[Records from a dataset]
________________

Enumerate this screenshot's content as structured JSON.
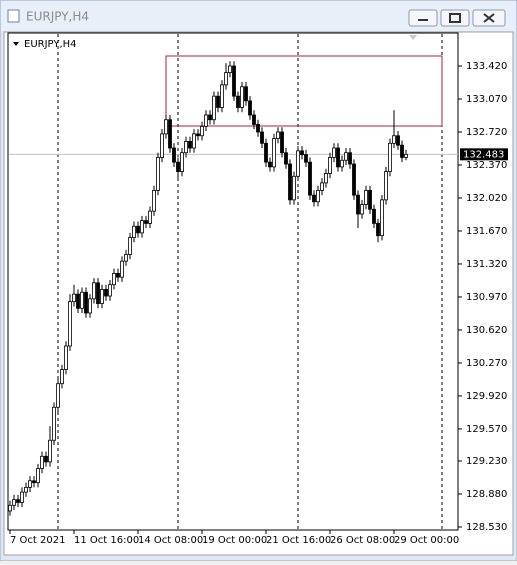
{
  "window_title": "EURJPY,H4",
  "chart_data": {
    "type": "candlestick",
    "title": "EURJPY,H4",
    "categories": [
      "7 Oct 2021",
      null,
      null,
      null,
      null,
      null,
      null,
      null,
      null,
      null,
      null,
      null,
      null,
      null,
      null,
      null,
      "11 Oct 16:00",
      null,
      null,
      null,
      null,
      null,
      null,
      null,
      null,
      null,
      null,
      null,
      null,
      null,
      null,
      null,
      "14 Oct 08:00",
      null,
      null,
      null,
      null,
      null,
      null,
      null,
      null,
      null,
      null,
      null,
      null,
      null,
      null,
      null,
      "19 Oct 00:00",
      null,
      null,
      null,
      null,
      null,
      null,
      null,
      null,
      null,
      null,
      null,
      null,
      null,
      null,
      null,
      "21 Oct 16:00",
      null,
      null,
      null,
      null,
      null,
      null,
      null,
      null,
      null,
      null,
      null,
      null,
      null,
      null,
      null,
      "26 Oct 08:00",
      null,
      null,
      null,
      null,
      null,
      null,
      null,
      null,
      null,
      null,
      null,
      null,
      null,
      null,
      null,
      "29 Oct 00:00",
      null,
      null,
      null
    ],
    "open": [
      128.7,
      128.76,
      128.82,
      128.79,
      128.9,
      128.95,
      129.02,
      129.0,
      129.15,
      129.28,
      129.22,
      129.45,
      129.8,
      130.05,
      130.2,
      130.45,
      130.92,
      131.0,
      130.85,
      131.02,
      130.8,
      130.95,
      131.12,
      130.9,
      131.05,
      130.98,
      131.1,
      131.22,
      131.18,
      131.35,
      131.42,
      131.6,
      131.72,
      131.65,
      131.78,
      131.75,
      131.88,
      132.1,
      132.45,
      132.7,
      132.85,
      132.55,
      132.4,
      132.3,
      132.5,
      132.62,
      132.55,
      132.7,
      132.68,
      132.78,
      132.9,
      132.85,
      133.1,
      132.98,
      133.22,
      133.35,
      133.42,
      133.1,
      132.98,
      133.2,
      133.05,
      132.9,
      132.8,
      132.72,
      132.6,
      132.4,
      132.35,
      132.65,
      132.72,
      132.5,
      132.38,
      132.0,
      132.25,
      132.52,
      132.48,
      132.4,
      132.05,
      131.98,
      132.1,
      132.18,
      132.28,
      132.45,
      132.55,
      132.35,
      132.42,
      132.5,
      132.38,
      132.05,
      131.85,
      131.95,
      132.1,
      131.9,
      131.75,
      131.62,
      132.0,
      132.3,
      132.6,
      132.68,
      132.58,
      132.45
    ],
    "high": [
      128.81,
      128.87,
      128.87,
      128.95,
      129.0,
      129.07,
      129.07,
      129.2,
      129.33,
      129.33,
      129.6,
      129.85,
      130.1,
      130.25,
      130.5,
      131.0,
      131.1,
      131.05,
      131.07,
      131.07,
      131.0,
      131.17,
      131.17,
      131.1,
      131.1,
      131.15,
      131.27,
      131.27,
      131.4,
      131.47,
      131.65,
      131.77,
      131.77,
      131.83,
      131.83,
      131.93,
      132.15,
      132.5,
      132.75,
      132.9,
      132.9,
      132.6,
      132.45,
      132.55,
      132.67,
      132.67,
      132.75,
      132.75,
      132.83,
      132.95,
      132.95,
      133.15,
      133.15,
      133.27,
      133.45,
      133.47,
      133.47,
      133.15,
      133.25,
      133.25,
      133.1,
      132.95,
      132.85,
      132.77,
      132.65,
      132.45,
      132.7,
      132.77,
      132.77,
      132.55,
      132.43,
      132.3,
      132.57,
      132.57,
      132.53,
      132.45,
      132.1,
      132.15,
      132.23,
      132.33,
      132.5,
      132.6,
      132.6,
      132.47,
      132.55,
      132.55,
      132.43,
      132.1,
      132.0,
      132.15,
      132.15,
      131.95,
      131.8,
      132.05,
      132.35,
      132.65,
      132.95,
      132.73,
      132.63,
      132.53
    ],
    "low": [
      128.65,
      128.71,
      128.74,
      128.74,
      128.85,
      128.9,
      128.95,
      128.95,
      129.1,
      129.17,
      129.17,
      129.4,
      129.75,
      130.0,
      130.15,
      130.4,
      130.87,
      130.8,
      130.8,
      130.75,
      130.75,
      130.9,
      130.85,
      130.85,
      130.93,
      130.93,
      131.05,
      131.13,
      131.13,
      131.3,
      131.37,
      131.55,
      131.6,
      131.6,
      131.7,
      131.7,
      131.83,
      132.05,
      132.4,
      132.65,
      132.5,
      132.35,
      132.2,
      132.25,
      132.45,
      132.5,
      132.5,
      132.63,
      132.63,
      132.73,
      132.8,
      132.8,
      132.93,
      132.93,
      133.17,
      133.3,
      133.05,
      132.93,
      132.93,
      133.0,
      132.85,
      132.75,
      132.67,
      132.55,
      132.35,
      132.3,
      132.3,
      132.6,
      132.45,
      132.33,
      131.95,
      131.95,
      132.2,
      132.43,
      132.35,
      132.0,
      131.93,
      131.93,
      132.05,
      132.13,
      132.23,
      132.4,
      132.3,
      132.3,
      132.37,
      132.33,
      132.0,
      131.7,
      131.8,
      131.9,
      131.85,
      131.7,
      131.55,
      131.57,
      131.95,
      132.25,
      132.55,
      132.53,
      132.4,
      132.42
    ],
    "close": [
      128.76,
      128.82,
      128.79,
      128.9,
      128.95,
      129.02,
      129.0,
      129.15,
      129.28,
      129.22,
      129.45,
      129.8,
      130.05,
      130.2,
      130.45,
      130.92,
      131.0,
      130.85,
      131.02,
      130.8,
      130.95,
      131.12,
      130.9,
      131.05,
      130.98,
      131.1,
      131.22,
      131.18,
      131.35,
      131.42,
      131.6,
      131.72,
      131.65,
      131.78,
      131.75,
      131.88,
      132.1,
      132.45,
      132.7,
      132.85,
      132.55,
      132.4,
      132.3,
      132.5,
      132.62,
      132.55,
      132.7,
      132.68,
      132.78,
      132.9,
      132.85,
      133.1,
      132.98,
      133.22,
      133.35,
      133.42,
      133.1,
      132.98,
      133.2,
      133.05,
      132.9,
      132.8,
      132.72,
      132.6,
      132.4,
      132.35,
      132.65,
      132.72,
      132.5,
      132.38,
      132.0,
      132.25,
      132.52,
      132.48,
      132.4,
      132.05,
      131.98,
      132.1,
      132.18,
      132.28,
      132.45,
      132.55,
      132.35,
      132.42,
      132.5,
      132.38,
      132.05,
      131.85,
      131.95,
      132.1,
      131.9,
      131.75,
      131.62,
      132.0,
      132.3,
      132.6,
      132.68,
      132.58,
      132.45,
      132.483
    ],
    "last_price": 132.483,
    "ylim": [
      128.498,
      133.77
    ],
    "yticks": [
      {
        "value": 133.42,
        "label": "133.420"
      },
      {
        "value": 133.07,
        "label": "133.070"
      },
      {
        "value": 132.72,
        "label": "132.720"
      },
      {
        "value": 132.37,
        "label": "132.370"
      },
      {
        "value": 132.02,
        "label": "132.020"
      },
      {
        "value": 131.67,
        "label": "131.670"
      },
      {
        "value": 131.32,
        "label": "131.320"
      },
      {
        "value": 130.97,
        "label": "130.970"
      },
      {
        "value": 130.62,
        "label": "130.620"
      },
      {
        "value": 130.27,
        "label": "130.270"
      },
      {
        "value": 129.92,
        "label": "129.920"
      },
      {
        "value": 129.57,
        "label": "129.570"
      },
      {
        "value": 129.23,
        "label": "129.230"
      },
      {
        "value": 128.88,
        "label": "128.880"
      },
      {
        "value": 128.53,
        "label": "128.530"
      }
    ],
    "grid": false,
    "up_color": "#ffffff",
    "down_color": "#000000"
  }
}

________________

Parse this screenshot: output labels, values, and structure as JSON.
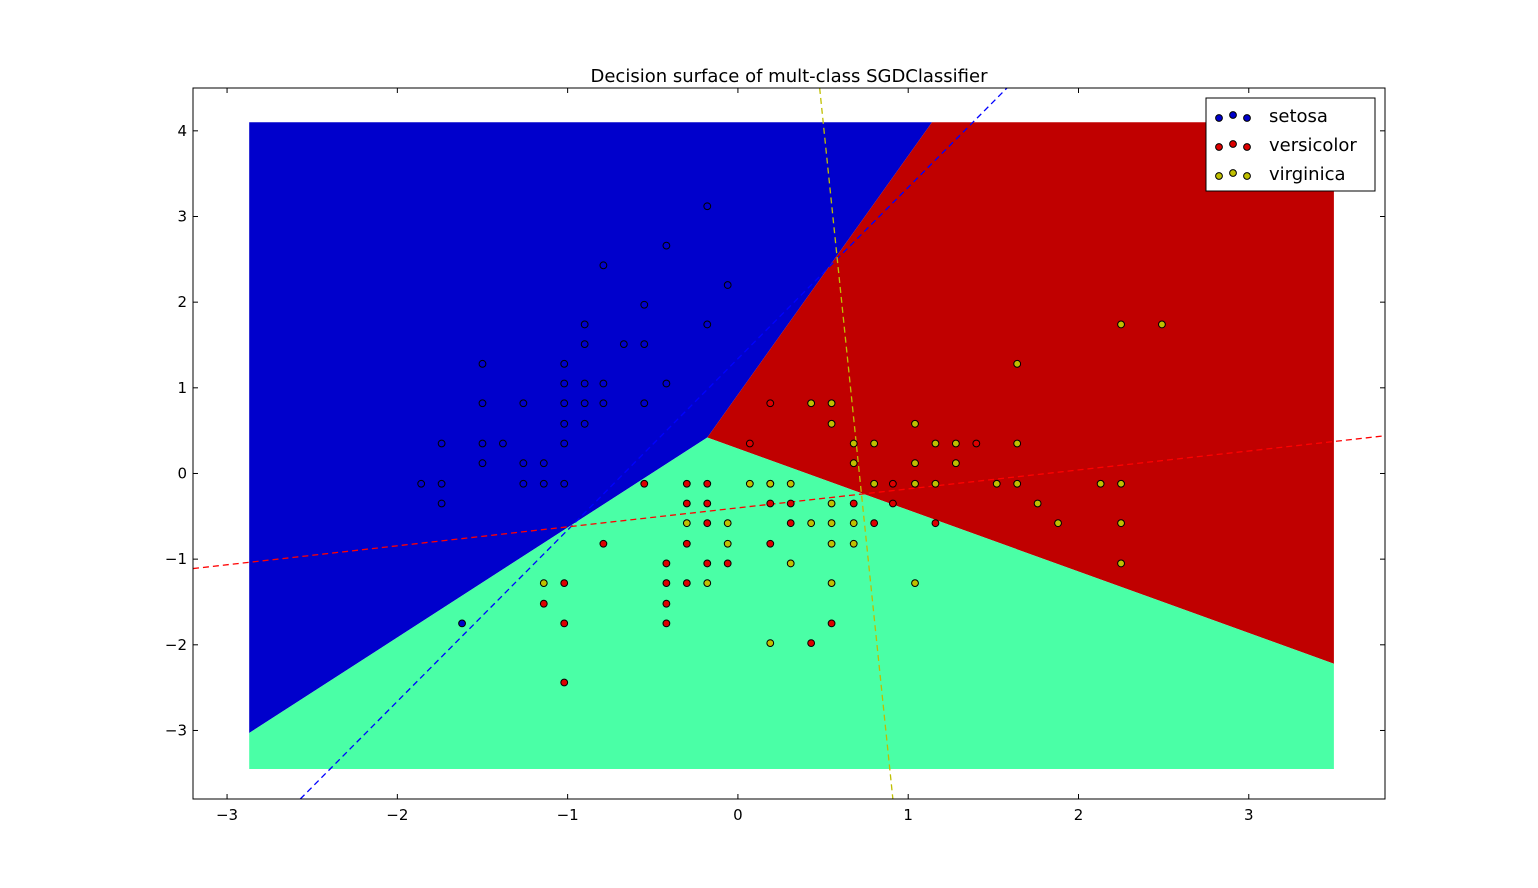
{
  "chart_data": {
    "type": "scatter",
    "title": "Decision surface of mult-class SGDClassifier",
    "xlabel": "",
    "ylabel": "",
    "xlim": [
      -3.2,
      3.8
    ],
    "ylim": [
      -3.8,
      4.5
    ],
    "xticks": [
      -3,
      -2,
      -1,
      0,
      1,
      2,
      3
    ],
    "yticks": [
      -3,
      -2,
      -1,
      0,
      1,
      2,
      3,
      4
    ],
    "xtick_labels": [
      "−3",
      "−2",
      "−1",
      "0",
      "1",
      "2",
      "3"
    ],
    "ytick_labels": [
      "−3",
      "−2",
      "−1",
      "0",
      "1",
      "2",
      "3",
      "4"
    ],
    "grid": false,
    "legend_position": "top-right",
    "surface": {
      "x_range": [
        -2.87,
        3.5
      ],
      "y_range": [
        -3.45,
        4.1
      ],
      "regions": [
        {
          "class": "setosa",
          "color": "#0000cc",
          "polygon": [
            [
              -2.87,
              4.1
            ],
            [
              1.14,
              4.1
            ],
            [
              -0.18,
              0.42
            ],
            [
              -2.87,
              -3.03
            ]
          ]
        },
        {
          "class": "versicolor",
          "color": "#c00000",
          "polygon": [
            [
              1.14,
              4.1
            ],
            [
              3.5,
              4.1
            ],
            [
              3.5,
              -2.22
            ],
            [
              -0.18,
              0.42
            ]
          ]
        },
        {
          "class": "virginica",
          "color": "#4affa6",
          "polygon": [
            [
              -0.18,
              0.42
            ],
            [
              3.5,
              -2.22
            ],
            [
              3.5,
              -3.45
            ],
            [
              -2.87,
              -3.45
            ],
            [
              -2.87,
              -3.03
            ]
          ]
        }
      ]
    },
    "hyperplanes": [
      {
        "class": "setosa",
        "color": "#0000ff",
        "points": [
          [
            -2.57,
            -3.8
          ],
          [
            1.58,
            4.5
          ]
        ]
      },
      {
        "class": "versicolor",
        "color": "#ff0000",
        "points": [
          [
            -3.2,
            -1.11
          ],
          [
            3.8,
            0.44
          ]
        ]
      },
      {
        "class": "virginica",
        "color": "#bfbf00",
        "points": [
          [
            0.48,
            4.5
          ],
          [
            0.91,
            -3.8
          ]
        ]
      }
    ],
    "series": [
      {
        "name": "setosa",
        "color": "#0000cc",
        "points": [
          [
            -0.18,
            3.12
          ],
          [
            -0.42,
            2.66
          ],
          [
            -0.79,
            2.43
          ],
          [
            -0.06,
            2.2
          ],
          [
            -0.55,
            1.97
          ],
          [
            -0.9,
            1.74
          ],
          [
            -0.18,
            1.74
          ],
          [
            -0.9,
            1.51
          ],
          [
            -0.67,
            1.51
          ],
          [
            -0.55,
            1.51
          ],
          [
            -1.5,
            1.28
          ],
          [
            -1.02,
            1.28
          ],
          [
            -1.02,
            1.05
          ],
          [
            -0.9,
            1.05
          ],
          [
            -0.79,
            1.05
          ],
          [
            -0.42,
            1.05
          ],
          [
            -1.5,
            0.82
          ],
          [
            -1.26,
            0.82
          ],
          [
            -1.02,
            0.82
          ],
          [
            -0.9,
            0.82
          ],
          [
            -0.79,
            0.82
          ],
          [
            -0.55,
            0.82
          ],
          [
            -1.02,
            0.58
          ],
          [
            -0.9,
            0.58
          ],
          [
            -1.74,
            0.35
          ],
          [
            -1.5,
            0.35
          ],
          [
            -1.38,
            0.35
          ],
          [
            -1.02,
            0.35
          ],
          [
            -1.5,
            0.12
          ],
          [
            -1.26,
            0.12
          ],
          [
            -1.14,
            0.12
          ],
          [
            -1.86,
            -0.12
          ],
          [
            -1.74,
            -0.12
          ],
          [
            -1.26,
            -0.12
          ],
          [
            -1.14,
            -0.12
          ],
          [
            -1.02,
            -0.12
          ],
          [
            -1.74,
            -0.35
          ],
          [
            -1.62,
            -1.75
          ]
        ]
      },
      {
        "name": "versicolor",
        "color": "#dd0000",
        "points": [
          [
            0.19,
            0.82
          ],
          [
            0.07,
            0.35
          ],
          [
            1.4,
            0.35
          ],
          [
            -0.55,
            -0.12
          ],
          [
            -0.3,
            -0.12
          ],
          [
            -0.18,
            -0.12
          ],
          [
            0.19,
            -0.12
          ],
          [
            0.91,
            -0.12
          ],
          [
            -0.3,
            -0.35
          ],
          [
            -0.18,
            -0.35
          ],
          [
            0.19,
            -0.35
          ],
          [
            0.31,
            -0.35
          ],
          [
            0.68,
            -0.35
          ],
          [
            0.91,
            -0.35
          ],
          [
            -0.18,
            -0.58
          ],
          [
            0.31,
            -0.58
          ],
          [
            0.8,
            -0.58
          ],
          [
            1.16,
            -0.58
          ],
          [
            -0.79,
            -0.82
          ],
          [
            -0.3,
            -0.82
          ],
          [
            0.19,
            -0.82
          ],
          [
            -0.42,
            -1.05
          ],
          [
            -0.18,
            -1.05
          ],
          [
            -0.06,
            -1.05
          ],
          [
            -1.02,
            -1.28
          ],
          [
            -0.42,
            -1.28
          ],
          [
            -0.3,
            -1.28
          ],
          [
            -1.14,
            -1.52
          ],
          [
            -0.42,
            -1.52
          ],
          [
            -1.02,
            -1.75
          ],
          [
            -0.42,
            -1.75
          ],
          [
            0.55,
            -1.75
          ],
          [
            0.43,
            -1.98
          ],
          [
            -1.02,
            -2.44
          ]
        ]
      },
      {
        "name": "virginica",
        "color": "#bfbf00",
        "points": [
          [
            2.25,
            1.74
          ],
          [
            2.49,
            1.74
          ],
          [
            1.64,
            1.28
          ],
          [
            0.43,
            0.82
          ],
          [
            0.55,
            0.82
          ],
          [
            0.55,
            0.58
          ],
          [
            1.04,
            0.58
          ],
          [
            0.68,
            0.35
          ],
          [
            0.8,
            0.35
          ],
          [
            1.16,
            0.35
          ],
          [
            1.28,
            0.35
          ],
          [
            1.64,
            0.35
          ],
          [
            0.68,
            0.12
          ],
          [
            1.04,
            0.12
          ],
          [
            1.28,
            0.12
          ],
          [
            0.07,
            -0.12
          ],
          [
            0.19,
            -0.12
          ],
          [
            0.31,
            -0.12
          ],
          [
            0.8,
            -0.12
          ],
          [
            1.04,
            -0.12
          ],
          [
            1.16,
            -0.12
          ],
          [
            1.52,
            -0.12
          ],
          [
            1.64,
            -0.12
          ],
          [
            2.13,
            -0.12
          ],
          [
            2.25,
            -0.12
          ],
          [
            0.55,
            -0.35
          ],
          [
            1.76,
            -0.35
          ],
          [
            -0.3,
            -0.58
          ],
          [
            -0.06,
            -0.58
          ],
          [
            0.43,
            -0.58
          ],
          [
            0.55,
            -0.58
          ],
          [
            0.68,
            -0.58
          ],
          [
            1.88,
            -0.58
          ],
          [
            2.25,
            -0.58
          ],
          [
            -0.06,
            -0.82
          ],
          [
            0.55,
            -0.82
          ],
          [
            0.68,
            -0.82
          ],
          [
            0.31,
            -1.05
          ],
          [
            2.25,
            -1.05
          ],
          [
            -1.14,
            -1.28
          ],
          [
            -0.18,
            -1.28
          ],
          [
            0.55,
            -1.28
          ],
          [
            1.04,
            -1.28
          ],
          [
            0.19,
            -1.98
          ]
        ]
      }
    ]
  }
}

________________

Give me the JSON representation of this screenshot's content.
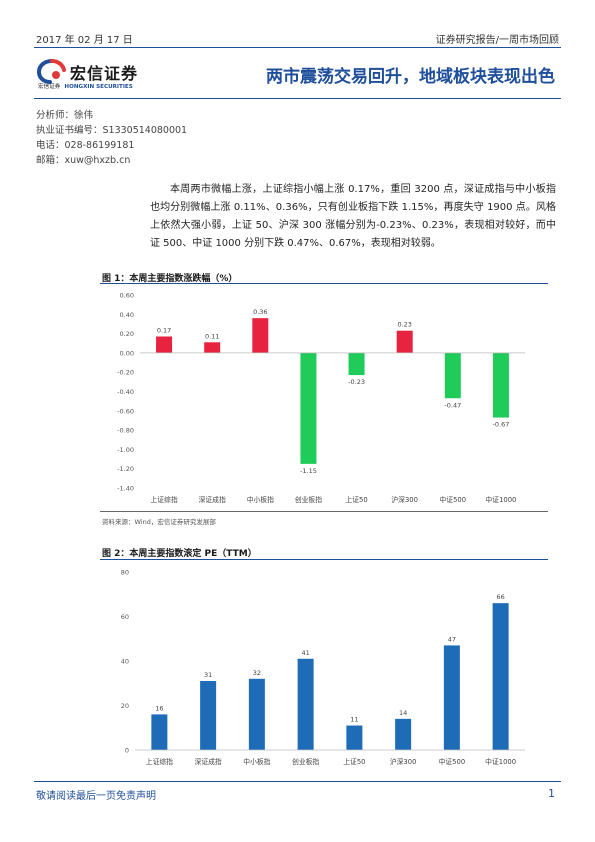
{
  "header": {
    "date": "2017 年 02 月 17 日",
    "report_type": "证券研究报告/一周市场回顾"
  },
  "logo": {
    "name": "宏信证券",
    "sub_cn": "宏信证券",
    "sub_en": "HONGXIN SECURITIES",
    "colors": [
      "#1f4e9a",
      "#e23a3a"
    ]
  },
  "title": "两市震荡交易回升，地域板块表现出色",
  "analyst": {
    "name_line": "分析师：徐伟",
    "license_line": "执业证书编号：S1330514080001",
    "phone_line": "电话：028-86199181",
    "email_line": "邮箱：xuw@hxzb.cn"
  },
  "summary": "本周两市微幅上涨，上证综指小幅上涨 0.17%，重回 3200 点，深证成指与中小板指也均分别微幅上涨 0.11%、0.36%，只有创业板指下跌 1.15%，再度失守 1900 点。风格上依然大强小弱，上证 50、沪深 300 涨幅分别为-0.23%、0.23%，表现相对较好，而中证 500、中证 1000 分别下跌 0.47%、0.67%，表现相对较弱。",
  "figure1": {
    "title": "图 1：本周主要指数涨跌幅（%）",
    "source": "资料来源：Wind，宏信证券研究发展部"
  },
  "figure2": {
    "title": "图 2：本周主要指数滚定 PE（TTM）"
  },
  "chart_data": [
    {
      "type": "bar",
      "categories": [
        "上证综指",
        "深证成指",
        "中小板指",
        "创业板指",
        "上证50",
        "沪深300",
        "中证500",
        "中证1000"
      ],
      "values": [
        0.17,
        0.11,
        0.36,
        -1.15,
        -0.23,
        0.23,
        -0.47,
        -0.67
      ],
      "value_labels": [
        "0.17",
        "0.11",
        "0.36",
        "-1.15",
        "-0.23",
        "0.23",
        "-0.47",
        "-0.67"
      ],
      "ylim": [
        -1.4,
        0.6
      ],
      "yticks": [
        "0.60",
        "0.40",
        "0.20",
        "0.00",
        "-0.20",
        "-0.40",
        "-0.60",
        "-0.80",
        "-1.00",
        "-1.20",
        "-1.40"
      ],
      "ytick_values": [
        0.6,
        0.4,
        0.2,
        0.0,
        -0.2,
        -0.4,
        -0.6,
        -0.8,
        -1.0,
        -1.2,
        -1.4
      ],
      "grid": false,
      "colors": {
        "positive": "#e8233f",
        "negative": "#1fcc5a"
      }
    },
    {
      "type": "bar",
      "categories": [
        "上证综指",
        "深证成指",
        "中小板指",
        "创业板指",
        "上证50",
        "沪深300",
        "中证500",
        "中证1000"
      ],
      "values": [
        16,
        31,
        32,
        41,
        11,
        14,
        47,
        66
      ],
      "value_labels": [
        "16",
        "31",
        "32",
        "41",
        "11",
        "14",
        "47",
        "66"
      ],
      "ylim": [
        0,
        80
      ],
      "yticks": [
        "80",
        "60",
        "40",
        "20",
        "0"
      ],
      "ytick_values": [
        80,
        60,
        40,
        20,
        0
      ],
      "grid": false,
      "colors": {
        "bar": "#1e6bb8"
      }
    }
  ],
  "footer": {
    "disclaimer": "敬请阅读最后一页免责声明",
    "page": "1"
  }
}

________________

Brief — Work out the number of lines above that include the string "EURJPY" and write only that number.

Solution to this exercise — 2